• Task prompt: Could you give the data below again, exactly and completely?

* BEGIN Input records *

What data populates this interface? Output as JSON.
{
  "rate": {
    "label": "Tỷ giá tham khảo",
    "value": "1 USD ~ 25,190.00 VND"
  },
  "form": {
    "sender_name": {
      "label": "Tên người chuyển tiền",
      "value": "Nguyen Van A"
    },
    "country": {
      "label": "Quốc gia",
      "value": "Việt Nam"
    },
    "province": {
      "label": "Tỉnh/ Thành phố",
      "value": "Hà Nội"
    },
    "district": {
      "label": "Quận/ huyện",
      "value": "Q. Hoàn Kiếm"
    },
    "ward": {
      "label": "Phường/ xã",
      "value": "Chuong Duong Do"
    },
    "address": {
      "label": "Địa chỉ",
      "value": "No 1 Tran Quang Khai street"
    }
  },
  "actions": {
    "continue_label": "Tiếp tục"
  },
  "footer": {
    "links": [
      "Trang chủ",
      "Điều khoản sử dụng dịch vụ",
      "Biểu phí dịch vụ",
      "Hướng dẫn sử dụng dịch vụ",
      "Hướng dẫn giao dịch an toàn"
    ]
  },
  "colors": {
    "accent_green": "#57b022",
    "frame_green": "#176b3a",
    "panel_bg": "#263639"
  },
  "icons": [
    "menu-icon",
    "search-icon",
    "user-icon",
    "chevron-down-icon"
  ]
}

* END Input records *

• Correct response:
What data populates this interface? Output as JSON.
{
  "rate": {
    "label": "Tỷ giá tham khảo",
    "value": "1 USD ~ 25,190.00 VND"
  },
  "form": {
    "sender_name": {
      "label": "Tên người chuyển tiền",
      "value": "Nguyen Van A"
    },
    "country": {
      "label": "Quốc gia",
      "value": "Việt Nam"
    },
    "province": {
      "label": "Tỉnh/ Thành phố",
      "value": "Hà Nội"
    },
    "district": {
      "label": "Quận/ huyện",
      "value": "Q. Hoàn Kiếm"
    },
    "ward": {
      "label": "Phường/ xã",
      "value": "Chuong Duong Do"
    },
    "address": {
      "label": "Địa chỉ",
      "value": "No 1 Tran Quang Khai street"
    }
  },
  "actions": {
    "continue_label": "Tiếp tục"
  },
  "footer": {
    "links": [
      "Trang chủ",
      "Điều khoản sử dụng dịch vụ",
      "Biểu phí dịch vụ",
      "Hướng dẫn sử dụng dịch vụ",
      "Hướng dẫn giao dịch an toàn"
    ]
  },
  "colors": {
    "accent_green": "#57b022",
    "frame_green": "#176b3a",
    "panel_bg": "#263639"
  },
  "icons": [
    "menu-icon",
    "search-icon",
    "user-icon",
    "chevron-down-icon"
  ]
}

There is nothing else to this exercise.